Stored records
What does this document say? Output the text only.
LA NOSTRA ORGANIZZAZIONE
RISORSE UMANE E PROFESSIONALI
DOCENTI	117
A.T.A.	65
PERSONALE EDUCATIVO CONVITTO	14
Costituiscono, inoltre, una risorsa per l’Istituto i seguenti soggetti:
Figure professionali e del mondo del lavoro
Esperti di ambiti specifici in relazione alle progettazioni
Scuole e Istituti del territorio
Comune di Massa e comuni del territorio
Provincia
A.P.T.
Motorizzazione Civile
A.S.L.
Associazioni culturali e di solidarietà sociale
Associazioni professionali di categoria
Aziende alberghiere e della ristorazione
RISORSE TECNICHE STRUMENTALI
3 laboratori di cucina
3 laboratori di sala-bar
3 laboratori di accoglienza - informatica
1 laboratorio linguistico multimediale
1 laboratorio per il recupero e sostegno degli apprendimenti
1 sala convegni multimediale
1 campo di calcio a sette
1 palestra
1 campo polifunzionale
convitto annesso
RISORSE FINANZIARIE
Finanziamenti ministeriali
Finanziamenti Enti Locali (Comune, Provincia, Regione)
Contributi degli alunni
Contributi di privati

» PROBLEM STATEMENT
Reproduce the records above exactly as they appear.

» EXERCISE RESULT
What does this document say? Output the text only.
LA NOSTRA ORGANIZZAZIONE
RISORSE UMANE E PROFESSIONALI
DOCENTI	117
A.T.A.	65
PERSONALE EDUCATIVO CONVITTO	14
Costituiscono, inoltre, una risorsa per l’Istituto i seguenti soggetti:
Figure professionali e del mondo del lavoro
Esperti di ambiti specifici in relazione alle progettazioni
Scuole e Istituti del territorio
Comune di Massa e comuni del territorio
Provincia
A.P.T.
Motorizzazione Civile
A.S.L.
Associazioni culturali e di solidarietà sociale
Associazioni professionali di categoria
Aziende alberghiere e della ristorazione
RISORSE TECNICHE STRUMENTALI
3 laboratori di cucina
3 laboratori di sala-bar
3 laboratori di accoglienza - informatica
1 laboratorio linguistico multimediale
1 laboratorio per il recupero e sostegno degli apprendimenti
1 sala convegni multimediale
1 campo di calcio a sette
1 palestra
1 campo polifunzionale
convitto annesso
RISORSE FINANZIARIE
Finanziamenti ministeriali
Finanziamenti Enti Locali (Comune, Provincia, Regione)
Contributi degli alunni
Contributi di privati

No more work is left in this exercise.